▶ [The task] Can you reproduce every one of the rows below verbatim, keeping each character and line break unchanged?

━━━━━━━━

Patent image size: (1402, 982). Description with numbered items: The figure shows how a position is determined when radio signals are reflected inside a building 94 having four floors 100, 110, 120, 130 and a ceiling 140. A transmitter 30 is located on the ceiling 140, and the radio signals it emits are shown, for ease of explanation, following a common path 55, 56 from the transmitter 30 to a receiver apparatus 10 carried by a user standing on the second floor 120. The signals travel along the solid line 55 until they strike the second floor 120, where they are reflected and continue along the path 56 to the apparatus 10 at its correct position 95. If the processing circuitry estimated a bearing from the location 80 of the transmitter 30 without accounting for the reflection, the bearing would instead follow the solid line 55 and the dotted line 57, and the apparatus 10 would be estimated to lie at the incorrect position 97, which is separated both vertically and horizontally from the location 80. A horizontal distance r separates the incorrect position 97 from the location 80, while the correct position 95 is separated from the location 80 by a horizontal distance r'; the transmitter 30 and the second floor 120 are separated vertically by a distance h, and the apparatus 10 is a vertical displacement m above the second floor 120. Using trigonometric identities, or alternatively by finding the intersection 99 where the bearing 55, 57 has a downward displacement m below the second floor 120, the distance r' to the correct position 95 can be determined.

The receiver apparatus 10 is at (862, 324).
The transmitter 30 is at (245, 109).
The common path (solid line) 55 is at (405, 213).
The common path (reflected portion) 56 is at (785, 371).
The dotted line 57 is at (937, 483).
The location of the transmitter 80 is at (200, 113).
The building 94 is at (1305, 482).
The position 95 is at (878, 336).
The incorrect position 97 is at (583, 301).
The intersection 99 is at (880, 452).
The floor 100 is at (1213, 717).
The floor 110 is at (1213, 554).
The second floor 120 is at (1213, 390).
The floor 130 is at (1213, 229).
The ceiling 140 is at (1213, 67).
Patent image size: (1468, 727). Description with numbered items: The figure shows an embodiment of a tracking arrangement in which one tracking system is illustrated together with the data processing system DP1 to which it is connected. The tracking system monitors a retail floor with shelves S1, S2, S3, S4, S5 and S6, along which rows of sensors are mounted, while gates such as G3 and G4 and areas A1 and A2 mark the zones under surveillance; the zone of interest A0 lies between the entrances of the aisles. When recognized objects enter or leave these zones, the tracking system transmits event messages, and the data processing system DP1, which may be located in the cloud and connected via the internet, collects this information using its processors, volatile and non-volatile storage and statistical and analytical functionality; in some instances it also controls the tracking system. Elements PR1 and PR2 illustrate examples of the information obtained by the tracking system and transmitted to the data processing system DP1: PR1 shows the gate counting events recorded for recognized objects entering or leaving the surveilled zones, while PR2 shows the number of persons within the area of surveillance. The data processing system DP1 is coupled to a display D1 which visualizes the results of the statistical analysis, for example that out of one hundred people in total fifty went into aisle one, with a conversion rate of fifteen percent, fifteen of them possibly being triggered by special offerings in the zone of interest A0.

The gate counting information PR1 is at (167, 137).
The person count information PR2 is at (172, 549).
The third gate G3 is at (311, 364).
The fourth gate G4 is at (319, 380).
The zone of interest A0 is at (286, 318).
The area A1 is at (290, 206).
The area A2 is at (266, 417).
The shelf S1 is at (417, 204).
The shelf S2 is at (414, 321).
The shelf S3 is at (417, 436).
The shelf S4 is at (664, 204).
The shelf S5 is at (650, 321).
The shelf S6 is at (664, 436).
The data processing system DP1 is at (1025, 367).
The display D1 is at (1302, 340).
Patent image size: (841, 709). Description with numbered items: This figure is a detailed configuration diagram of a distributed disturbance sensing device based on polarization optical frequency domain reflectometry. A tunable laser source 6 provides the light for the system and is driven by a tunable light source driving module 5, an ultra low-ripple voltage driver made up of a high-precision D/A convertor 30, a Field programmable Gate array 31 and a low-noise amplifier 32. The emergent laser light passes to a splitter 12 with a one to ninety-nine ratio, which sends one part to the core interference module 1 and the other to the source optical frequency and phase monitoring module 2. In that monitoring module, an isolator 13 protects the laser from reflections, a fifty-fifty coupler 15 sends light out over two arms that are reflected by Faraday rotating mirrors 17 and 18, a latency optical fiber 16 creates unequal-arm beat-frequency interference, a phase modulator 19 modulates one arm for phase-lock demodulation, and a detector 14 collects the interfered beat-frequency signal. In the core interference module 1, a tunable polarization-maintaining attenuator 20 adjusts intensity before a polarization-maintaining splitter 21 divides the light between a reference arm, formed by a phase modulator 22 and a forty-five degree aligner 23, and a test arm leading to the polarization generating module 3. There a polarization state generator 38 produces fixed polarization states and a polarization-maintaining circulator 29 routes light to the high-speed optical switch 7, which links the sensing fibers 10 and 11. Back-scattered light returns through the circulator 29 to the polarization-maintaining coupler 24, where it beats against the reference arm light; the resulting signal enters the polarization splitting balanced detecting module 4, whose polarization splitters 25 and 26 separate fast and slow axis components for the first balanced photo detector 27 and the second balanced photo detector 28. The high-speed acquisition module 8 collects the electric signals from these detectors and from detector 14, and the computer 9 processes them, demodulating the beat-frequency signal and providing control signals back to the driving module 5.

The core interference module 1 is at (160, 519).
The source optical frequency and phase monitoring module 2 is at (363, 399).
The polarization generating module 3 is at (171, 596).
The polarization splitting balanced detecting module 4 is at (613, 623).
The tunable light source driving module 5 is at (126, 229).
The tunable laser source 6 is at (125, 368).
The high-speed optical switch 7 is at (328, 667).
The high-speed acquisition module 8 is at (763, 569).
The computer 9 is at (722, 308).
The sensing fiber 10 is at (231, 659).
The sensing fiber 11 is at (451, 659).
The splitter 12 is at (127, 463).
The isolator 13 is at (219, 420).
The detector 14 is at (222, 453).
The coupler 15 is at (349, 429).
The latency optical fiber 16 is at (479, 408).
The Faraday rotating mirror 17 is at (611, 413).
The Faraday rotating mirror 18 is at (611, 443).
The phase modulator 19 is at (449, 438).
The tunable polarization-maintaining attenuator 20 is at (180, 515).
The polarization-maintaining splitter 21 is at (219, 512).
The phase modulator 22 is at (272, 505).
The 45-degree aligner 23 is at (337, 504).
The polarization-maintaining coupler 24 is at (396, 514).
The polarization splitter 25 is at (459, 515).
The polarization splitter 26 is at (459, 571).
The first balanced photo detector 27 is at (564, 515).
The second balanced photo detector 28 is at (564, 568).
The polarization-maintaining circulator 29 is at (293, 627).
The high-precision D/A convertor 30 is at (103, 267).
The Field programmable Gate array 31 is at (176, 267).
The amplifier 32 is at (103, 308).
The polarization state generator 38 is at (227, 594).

━━━━━━━━

▶ [Result]
Patent image size: (1402, 982). Description with numbered items: The figure shows how a position is determined when radio signals are reflected inside a building 94 having four floors 100, 110, 120, 130 and a ceiling 140. A transmitter 30 is located on the ceiling 140, and the radio signals it emits are shown, for ease of explanation, following a common path 55, 56 from the transmitter 30 to a receiver apparatus 10 carried by a user standing on the second floor 120. The signals travel along the solid line 55 until they strike the second floor 120, where they are reflected and continue along the path 56 to the apparatus 10 at its correct position 95. If the processing circuitry estimated a bearing from the location 80 of the transmitter 30 without accounting for the reflection, the bearing would instead follow the solid line 55 and the dotted line 57, and the apparatus 10 would be estimated to lie at the incorrect position 97, which is separated both vertically and horizontally from the location 80. A horizontal distance r separates the incorrect position 97 from the location 80, while the correct position 95 is separated from the location 80 by a horizontal distance r'; the transmitter 30 and the second floor 120 are separated vertically by a distance h, and the apparatus 10 is a vertical displacement m above the second floor 120. Using trigonometric identities, or alternatively by finding the intersection 99 where the bearing 55, 57 has a downward displacement m below the second floor 120, the distance r' to the correct position 95 can be determined.

The receiver apparatus 10 is at (862, 324).
The transmitter 30 is at (245, 109).
The common path (solid line) 55 is at (405, 213).
The common path (reflected portion) 56 is at (785, 371).
The dotted line 57 is at (937, 483).
The location of the transmitter 80 is at (200, 113).
The building 94 is at (1305, 482).
The position 95 is at (878, 336).
The incorrect position 97 is at (583, 301).
The intersection 99 is at (880, 452).
The floor 100 is at (1213, 717).
The floor 110 is at (1213, 554).
The second floor 120 is at (1213, 390).
The floor 130 is at (1213, 229).
The ceiling 140 is at (1213, 67).
Patent image size: (1468, 727). Description with numbered items: The figure shows an embodiment of a tracking arrangement in which one tracking system is illustrated together with the data processing system DP1 to which it is connected. The tracking system monitors a retail floor with shelves S1, S2, S3, S4, S5 and S6, along which rows of sensors are mounted, while gates such as G3 and G4 and areas A1 and A2 mark the zones under surveillance; the zone of interest A0 lies between the entrances of the aisles. When recognized objects enter or leave these zones, the tracking system transmits event messages, and the data processing system DP1, which may be located in the cloud and connected via the internet, collects this information using its processors, volatile and non-volatile storage and statistical and analytical functionality; in some instances it also controls the tracking system. Elements PR1 and PR2 illustrate examples of the information obtained by the tracking system and transmitted to the data processing system DP1: PR1 shows the gate counting events recorded for recognized objects entering or leaving the surveilled zones, while PR2 shows the number of persons within the area of surveillance. The data processing system DP1 is coupled to a display D1 which visualizes the results of the statistical analysis, for example that out of one hundred people in total fifty went into aisle one, with a conversion rate of fifteen percent, fifteen of them possibly being triggered by special offerings in the zone of interest A0.

The gate counting information PR1 is at (167, 137).
The person count information PR2 is at (172, 549).
The third gate G3 is at (311, 364).
The fourth gate G4 is at (319, 380).
The zone of interest A0 is at (286, 318).
The area A1 is at (290, 206).
The area A2 is at (266, 417).
The shelf S1 is at (417, 204).
The shelf S2 is at (414, 321).
The shelf S3 is at (417, 436).
The shelf S4 is at (664, 204).
The shelf S5 is at (650, 321).
The shelf S6 is at (664, 436).
The data processing system DP1 is at (1025, 367).
The display D1 is at (1302, 340).
Patent image size: (841, 709). Description with numbered items: This figure is a detailed configuration diagram of a distributed disturbance sensing device based on polarization optical frequency domain reflectometry. A tunable laser source 6 provides the light for the system and is driven by a tunable light source driving module 5, an ultra low-ripple voltage driver made up of a high-precision D/A convertor 30, a Field programmable Gate array 31 and a low-noise amplifier 32. The emergent laser light passes to a splitter 12 with a one to ninety-nine ratio, which sends one part to the core interference module 1 and the other to the source optical frequency and phase monitoring module 2. In that monitoring module, an isolator 13 protects the laser from reflections, a fifty-fifty coupler 15 sends light out over two arms that are reflected by Faraday rotating mirrors 17 and 18, a latency optical fiber 16 creates unequal-arm beat-frequency interference, a phase modulator 19 modulates one arm for phase-lock demodulation, and a detector 14 collects the interfered beat-frequency signal. In the core interference module 1, a tunable polarization-maintaining attenuator 20 adjusts intensity before a polarization-maintaining splitter 21 divides the light between a reference arm, formed by a phase modulator 22 and a forty-five degree aligner 23, and a test arm leading to the polarization generating module 3. There a polarization state generator 38 produces fixed polarization states and a polarization-maintaining circulator 29 routes light to the high-speed optical switch 7, which links the sensing fibers 10 and 11. Back-scattered light returns through the circulator 29 to the polarization-maintaining coupler 24, where it beats against the reference arm light; the resulting signal enters the polarization splitting balanced detecting module 4, whose polarization splitters 25 and 26 separate fast and slow axis components for the first balanced photo detector 27 and the second balanced photo detector 28. The high-speed acquisition module 8 collects the electric signals from these detectors and from detector 14, and the computer 9 processes them, demodulating the beat-frequency signal and providing control signals back to the driving module 5.

The core interference module 1 is at (160, 519).
The source optical frequency and phase monitoring module 2 is at (363, 399).
The polarization generating module 3 is at (171, 596).
The polarization splitting balanced detecting module 4 is at (613, 623).
The tunable light source driving module 5 is at (126, 229).
The tunable laser source 6 is at (125, 368).
The high-speed optical switch 7 is at (328, 667).
The high-speed acquisition module 8 is at (763, 569).
The computer 9 is at (722, 308).
The sensing fiber 10 is at (231, 659).
The sensing fiber 11 is at (451, 659).
The splitter 12 is at (127, 463).
The isolator 13 is at (219, 420).
The detector 14 is at (222, 453).
The coupler 15 is at (349, 429).
The latency optical fiber 16 is at (479, 408).
The Faraday rotating mirror 17 is at (611, 413).
The Faraday rotating mirror 18 is at (611, 443).
The phase modulator 19 is at (449, 438).
The tunable polarization-maintaining attenuator 20 is at (180, 515).
The polarization-maintaining splitter 21 is at (219, 512).
The phase modulator 22 is at (272, 505).
The 45-degree aligner 23 is at (337, 504).
The polarization-maintaining coupler 24 is at (396, 514).
The polarization splitter 25 is at (459, 515).
The polarization splitter 26 is at (459, 571).
The first balanced photo detector 27 is at (564, 515).
The second balanced photo detector 28 is at (564, 568).
The polarization-maintaining circulator 29 is at (293, 627).
The high-precision D/A convertor 30 is at (103, 267).
The Field programmable Gate array 31 is at (176, 267).
The amplifier 32 is at (103, 308).
The polarization state generator 38 is at (227, 594).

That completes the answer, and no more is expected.